▶ **STATED EXERCISE**:
Each line that holds the word "text" is to be identified and copied.

▶ **MATERIAL SHOWN**:
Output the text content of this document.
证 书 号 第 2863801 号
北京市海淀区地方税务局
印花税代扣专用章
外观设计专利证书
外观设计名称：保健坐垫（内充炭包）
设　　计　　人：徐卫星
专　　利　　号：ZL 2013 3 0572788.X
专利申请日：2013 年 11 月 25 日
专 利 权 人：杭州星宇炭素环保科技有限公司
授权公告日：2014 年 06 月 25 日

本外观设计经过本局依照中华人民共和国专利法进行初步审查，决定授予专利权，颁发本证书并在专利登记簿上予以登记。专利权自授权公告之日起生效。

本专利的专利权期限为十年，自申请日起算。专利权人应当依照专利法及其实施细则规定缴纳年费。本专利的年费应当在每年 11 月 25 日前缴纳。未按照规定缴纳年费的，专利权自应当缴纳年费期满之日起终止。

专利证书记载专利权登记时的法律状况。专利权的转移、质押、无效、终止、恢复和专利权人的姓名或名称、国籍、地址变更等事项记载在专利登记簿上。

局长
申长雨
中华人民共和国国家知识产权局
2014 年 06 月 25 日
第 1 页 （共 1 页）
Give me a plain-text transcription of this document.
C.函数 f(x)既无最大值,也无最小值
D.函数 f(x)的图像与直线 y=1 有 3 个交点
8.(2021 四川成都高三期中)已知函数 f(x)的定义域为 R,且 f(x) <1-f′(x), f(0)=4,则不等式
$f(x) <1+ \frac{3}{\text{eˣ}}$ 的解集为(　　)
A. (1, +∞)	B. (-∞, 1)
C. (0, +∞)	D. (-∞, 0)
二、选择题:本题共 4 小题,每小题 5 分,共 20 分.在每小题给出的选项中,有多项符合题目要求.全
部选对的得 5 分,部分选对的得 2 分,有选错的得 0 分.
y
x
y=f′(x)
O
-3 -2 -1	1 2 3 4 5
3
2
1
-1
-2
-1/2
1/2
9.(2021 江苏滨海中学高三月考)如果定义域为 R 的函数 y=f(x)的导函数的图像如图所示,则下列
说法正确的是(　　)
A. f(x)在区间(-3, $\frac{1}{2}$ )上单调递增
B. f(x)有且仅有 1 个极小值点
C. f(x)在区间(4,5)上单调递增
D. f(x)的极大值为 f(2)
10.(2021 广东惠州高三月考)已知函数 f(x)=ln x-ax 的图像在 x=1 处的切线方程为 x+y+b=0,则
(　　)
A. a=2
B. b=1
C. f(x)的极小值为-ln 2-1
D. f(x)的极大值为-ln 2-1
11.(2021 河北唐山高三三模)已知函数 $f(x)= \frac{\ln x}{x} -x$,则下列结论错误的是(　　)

▶ **EXERCISE ANSWER**:
Output the text content of this document.
Give me a plain-text transcription of this document.
$f(x) <1+ \frac{3}{\text{eˣ}}$ 的解集为(　　)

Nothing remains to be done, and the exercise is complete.